__DIRECTIONS FOR THIS TASK__
Where a line in the listing contains the string "Espelho", copy that line out.

Source data:
################

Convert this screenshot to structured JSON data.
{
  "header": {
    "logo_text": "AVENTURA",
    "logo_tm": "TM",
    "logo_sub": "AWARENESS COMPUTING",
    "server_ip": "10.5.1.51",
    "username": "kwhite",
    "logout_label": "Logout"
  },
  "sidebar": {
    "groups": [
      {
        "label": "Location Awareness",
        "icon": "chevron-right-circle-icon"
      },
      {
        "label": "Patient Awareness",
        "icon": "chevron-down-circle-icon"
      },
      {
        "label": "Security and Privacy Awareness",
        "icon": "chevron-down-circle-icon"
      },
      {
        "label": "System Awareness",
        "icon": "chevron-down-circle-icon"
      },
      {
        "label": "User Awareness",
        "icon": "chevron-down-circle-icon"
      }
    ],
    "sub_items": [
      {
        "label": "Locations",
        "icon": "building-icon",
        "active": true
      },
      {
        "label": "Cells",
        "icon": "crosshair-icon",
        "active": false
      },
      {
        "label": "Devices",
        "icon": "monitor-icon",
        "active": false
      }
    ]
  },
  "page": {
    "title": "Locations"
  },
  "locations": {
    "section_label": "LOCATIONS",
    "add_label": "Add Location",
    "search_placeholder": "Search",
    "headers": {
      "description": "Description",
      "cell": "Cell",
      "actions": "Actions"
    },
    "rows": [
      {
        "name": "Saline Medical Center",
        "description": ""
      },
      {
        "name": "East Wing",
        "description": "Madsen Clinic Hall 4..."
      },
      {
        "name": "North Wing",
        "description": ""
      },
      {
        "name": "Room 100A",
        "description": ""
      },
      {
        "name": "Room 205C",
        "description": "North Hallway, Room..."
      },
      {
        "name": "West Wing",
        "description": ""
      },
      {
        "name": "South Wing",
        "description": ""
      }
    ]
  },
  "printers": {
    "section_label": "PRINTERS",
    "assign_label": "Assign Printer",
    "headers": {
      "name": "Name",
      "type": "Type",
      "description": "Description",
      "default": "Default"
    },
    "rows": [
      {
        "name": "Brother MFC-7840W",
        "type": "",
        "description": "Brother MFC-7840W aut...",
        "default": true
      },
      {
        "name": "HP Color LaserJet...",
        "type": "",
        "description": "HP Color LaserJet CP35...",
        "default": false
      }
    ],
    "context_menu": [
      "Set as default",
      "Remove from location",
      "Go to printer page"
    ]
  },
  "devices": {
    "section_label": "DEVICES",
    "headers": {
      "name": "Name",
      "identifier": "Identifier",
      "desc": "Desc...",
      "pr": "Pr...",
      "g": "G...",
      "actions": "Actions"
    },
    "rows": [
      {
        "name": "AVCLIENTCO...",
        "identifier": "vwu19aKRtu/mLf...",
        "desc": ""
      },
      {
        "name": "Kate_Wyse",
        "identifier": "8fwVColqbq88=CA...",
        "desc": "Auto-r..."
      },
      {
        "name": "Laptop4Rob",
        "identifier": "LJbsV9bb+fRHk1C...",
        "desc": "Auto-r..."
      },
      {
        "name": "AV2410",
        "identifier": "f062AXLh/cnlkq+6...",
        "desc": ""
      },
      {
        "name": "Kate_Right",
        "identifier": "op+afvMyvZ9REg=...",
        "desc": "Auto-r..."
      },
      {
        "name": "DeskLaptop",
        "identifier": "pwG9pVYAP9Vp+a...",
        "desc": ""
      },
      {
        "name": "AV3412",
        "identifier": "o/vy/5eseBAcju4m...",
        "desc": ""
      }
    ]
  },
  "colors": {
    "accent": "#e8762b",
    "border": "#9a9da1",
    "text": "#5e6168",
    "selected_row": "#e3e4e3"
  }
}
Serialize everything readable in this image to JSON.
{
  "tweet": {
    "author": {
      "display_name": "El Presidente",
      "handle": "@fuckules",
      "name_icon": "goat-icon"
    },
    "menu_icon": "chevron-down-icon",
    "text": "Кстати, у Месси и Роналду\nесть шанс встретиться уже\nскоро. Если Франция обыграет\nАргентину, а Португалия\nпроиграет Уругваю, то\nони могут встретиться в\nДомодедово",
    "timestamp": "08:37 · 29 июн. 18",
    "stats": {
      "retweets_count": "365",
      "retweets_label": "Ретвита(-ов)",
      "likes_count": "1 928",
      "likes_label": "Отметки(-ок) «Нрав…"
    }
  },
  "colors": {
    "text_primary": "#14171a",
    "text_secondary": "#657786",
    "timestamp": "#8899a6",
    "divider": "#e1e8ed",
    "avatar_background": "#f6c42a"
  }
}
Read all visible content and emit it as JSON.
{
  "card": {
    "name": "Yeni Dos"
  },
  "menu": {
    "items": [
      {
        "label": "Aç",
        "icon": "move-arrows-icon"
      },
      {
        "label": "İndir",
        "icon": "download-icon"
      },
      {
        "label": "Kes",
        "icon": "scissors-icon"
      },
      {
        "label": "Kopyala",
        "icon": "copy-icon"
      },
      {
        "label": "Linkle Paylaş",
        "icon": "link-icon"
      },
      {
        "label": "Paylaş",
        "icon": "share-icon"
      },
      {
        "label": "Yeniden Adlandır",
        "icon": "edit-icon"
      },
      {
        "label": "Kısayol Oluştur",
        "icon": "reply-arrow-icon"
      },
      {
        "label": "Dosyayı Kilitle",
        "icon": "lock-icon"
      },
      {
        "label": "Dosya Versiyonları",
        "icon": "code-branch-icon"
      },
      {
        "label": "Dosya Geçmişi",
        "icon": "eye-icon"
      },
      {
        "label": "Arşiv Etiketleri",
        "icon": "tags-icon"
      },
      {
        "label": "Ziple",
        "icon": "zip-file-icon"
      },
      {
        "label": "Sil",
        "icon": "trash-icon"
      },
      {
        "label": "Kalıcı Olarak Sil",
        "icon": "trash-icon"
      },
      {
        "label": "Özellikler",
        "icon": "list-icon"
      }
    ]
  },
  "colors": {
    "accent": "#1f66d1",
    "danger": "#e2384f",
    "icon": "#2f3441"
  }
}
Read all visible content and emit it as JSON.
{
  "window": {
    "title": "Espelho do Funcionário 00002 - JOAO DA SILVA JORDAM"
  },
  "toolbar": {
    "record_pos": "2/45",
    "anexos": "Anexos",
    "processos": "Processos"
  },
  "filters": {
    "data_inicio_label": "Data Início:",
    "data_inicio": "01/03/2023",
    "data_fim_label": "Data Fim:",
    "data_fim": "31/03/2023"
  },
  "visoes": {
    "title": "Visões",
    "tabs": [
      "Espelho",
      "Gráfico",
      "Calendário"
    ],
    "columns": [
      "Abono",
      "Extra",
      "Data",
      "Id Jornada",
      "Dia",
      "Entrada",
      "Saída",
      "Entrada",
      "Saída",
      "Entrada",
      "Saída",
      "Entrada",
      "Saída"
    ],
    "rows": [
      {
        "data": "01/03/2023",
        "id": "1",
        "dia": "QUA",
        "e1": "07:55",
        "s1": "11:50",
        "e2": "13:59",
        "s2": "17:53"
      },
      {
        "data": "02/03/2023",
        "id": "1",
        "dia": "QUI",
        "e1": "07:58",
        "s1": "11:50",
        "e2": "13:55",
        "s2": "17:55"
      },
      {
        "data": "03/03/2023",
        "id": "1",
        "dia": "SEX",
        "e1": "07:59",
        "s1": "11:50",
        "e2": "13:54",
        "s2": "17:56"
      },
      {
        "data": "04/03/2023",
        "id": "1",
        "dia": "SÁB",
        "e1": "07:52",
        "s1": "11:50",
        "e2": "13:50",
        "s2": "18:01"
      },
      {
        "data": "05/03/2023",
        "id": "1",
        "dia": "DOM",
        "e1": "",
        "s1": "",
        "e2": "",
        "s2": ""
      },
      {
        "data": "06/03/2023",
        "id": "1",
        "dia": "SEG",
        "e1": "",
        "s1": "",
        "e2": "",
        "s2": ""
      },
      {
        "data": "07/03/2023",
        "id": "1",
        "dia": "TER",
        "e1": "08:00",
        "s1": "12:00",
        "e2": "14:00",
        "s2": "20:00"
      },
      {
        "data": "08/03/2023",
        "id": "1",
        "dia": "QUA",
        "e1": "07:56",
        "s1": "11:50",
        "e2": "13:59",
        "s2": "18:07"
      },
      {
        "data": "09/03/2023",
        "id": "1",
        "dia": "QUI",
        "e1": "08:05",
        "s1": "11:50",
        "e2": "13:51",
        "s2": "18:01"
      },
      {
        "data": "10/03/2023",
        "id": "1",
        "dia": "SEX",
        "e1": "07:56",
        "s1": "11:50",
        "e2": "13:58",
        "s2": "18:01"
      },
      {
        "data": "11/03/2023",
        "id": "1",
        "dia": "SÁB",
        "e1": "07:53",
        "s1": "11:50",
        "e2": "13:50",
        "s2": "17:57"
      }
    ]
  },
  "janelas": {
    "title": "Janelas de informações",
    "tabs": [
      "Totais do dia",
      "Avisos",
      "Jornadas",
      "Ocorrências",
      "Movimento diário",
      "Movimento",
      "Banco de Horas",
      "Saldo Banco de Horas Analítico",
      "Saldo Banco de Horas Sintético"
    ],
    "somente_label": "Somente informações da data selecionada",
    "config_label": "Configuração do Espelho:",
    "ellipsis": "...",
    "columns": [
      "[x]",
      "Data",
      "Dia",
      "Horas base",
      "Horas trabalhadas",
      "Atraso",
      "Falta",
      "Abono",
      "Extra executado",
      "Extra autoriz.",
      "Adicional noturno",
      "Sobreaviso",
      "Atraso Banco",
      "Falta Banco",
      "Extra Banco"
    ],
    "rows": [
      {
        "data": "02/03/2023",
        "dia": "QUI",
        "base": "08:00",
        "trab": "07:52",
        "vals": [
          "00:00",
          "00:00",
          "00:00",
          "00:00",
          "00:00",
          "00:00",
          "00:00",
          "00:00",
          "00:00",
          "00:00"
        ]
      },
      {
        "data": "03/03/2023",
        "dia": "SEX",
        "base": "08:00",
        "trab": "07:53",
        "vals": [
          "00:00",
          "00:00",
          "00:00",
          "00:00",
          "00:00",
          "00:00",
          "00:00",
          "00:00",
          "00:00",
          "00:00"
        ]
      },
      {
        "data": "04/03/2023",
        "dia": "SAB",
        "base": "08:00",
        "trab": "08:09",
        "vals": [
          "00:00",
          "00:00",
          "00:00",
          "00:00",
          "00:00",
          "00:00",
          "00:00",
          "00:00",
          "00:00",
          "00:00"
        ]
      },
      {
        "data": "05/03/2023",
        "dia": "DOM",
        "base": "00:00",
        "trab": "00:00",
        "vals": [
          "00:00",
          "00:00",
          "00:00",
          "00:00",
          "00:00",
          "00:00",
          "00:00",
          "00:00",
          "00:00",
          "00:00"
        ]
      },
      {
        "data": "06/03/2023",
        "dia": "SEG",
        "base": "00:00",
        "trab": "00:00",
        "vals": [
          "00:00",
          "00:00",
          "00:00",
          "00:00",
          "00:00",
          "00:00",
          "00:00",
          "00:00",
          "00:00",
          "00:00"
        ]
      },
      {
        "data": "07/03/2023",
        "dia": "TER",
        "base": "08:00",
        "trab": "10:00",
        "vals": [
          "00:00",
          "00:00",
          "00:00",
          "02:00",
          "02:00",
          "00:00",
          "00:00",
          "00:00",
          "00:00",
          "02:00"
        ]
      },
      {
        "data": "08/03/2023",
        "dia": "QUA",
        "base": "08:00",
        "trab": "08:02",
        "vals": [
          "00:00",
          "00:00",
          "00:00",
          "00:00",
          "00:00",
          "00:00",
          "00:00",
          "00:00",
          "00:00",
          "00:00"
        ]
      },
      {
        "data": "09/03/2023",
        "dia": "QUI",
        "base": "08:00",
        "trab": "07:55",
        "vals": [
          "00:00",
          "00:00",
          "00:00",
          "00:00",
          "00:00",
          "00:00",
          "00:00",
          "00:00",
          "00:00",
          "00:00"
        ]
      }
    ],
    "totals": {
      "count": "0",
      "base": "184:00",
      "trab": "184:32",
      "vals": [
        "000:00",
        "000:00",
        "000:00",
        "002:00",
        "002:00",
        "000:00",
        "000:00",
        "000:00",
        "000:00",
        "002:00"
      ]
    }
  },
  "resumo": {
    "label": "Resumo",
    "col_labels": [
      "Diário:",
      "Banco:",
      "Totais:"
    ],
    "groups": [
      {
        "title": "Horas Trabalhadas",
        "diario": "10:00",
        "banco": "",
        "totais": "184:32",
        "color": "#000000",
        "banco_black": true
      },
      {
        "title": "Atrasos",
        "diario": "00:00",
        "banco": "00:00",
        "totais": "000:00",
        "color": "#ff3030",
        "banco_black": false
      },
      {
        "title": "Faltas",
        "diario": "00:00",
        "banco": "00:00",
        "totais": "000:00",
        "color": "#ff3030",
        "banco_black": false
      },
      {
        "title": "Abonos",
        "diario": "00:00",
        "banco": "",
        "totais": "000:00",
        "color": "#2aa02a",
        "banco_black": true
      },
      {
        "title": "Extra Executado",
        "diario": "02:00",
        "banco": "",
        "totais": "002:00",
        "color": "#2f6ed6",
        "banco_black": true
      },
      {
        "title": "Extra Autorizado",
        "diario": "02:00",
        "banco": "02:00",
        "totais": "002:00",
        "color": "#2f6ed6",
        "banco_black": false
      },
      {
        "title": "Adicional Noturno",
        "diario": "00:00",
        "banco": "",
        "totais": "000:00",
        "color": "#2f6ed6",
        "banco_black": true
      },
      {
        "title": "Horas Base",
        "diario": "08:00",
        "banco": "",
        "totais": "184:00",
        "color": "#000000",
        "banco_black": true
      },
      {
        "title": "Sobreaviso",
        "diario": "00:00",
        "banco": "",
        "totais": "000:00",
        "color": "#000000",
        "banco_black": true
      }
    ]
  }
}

################

__TASK ANSWER__
    "title": "Espelho do Funcionário 00002 - JOAO DA SILVA JORDAM"
      "Espelho",
    "config_label": "Configuração do Espelho:",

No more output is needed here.